> **To be done**:
Copy out all the lines where "color" shows up.

> **Material for the task**:
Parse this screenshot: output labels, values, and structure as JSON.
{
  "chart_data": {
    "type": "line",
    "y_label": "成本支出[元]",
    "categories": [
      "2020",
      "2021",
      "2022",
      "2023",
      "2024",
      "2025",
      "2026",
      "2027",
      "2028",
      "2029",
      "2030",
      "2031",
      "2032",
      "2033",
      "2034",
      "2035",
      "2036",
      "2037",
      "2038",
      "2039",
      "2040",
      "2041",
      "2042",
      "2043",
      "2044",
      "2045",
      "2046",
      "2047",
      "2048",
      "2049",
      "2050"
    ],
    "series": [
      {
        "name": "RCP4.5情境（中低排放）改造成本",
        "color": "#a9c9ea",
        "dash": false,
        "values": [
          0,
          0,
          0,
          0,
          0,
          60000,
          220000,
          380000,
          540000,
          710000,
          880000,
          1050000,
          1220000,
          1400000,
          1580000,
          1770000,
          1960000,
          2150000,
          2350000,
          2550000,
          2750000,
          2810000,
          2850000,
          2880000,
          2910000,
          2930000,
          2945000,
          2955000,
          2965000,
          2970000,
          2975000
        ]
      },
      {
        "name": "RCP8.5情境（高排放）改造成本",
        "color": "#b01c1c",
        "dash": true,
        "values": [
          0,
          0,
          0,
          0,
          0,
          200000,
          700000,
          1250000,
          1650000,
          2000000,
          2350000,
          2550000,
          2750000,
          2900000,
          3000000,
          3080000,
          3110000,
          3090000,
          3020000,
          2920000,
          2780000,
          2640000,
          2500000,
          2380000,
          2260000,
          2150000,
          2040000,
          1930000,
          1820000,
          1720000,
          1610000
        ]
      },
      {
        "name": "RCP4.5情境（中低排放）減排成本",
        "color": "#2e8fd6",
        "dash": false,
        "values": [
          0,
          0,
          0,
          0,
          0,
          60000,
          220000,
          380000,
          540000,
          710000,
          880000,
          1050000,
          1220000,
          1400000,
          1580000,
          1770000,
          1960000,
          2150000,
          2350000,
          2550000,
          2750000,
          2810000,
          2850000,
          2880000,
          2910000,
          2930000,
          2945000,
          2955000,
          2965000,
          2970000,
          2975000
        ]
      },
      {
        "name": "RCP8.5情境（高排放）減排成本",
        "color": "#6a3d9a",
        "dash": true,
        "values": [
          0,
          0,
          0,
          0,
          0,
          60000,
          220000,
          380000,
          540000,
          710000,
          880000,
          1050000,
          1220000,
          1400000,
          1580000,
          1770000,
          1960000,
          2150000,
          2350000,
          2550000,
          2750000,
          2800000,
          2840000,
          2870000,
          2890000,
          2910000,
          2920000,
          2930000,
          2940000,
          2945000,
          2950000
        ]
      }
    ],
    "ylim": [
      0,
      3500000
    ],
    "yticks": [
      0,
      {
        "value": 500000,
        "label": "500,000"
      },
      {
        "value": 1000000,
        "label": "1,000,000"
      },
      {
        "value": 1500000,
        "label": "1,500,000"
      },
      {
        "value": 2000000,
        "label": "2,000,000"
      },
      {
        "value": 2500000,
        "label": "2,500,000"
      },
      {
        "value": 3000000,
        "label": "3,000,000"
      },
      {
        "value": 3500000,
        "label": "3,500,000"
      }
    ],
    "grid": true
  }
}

> **Correct result**:
        "color": "#a9c9ea",
        "color": "#b01c1c",
        "color": "#2e8fd6",
        "color": "#6a3d9a",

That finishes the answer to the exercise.